* Stored entries
★ ★ ★ ★ ★ ★ ★

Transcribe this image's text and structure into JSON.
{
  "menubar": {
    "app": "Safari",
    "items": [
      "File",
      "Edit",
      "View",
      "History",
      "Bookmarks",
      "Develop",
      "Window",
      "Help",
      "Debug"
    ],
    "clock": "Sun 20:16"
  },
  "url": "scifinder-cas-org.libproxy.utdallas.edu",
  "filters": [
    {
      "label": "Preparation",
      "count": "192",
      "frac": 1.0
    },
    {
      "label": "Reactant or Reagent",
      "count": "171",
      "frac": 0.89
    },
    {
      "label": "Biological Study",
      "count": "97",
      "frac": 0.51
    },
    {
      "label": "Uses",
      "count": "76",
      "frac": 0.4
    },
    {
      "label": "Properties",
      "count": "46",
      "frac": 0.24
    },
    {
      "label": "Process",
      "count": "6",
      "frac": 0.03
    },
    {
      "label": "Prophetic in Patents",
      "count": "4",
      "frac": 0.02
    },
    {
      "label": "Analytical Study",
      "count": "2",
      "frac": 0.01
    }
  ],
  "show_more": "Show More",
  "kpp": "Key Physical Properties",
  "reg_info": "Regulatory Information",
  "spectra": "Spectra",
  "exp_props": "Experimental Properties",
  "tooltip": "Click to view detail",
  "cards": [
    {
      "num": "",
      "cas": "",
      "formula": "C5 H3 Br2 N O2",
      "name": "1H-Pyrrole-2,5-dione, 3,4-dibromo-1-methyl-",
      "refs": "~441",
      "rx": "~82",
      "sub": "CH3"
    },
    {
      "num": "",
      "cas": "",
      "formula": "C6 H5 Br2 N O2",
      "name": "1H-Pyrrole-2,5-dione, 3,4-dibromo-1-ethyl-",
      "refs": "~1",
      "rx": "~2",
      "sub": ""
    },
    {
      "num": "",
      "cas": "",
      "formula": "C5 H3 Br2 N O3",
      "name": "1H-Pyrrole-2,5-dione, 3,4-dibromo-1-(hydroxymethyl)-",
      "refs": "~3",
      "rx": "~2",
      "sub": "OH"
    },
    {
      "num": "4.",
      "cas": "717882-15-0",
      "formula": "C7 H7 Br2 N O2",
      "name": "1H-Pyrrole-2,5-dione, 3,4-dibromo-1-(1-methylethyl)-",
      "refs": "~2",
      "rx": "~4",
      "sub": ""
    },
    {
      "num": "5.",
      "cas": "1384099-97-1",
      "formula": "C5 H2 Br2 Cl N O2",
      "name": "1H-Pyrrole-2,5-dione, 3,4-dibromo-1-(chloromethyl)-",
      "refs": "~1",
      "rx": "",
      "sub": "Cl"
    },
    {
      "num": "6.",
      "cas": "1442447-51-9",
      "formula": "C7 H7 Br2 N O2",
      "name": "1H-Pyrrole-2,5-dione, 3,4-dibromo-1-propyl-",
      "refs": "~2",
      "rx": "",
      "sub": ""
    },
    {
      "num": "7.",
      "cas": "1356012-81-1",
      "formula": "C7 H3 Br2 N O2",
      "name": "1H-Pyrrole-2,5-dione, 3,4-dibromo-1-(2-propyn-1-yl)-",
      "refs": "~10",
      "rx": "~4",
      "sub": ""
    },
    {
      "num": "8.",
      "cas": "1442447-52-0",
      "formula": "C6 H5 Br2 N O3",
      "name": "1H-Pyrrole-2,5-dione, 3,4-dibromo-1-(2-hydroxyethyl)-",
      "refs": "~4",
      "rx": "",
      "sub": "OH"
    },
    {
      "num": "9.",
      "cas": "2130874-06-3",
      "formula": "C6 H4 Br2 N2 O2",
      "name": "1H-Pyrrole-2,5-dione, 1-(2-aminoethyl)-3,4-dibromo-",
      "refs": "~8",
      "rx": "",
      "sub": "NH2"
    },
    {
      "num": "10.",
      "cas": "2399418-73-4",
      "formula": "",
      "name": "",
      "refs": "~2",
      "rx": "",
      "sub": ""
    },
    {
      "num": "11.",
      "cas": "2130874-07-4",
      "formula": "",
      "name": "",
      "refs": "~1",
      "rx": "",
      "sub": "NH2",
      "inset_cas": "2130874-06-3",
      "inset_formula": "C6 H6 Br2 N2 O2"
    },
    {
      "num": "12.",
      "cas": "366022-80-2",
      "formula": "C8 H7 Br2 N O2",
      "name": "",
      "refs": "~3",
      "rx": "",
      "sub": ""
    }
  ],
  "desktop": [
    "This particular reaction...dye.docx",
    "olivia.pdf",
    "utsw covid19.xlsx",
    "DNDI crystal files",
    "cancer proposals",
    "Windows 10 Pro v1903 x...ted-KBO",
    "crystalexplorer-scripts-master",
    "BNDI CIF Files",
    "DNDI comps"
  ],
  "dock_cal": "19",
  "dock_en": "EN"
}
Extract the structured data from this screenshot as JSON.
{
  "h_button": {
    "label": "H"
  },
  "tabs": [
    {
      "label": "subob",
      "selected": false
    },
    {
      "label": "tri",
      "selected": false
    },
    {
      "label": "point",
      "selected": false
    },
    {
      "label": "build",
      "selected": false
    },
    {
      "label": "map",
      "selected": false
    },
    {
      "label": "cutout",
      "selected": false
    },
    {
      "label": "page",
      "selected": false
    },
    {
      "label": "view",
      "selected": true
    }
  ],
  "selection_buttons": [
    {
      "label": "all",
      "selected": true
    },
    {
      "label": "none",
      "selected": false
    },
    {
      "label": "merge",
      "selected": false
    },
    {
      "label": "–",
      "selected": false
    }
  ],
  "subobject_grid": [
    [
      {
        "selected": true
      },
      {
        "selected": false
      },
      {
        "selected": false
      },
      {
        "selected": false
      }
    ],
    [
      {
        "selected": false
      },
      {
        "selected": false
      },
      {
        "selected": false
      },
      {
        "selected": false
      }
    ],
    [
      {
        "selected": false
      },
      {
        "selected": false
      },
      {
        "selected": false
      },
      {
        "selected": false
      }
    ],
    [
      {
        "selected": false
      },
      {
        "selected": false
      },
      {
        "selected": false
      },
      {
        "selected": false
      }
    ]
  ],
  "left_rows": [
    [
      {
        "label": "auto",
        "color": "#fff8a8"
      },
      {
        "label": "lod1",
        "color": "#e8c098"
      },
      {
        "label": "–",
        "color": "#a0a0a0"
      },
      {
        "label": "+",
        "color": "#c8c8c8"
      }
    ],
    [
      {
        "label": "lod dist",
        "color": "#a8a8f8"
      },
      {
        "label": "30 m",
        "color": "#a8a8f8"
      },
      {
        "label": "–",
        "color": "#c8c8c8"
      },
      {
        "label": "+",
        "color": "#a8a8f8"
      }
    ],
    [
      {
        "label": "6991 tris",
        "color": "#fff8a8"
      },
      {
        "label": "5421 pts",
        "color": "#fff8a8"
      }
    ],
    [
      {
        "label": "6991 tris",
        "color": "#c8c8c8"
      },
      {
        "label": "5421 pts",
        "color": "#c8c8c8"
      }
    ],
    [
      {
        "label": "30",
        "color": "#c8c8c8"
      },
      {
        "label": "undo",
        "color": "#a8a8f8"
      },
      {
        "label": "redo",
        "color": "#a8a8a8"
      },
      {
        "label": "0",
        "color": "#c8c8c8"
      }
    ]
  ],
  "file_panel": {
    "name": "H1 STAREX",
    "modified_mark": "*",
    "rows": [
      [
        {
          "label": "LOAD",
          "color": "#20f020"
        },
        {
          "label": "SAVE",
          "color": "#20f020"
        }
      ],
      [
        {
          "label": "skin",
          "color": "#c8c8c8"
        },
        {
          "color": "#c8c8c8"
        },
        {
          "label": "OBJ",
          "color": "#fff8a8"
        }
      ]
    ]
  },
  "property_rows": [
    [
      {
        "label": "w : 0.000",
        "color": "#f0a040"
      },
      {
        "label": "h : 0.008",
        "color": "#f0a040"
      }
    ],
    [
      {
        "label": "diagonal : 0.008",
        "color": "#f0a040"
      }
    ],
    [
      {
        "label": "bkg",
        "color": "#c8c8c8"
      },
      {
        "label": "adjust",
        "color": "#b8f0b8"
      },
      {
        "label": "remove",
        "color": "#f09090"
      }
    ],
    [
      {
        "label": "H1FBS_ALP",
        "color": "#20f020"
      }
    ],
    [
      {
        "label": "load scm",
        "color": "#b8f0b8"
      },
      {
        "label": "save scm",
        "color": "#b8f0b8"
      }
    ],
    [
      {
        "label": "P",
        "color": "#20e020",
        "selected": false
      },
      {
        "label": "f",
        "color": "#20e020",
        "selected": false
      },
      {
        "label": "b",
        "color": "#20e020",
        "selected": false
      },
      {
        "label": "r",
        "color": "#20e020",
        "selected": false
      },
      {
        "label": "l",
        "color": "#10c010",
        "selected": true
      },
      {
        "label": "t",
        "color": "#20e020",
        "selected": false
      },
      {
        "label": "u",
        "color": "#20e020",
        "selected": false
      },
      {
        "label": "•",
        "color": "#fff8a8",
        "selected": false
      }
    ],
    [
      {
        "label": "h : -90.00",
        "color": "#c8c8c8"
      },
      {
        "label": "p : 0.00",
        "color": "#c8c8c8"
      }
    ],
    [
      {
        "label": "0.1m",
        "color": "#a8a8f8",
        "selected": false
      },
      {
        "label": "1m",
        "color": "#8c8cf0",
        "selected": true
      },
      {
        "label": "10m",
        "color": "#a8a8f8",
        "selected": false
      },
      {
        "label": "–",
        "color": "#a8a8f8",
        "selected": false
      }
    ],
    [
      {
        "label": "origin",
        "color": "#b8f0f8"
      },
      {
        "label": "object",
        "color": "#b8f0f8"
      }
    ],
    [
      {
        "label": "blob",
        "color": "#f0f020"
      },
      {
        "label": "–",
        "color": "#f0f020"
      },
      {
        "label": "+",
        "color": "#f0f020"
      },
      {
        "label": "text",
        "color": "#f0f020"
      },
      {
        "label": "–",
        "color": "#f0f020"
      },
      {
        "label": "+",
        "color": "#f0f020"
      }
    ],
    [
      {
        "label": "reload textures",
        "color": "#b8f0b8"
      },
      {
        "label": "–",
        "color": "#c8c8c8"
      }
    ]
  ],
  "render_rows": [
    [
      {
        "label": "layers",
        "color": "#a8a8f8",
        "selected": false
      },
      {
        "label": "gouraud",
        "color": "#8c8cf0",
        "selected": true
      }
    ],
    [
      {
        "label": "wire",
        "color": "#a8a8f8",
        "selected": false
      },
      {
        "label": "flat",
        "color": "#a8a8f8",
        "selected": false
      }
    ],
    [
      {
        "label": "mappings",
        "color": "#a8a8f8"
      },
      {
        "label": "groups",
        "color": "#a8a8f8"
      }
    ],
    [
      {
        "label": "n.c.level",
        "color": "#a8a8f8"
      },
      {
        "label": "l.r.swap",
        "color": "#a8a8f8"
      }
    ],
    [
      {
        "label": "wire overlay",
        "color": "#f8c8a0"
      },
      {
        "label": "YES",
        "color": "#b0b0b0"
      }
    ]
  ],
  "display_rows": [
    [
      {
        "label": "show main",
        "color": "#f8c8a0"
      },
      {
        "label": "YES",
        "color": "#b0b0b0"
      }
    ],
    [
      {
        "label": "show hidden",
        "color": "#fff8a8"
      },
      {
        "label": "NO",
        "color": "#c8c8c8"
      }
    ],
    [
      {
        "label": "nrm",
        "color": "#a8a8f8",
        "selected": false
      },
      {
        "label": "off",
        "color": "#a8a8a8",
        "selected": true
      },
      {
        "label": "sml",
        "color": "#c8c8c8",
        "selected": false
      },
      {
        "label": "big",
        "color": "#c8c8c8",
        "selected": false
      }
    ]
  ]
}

★ ★ ★ ★ ★ ★ ★

* What you should do
From the records given above, copy all lines containing "Properties".

* Solution
      "label": "Properties",
  "kpp": "Key Physical Properties",
  "exp_props": "Experimental Properties",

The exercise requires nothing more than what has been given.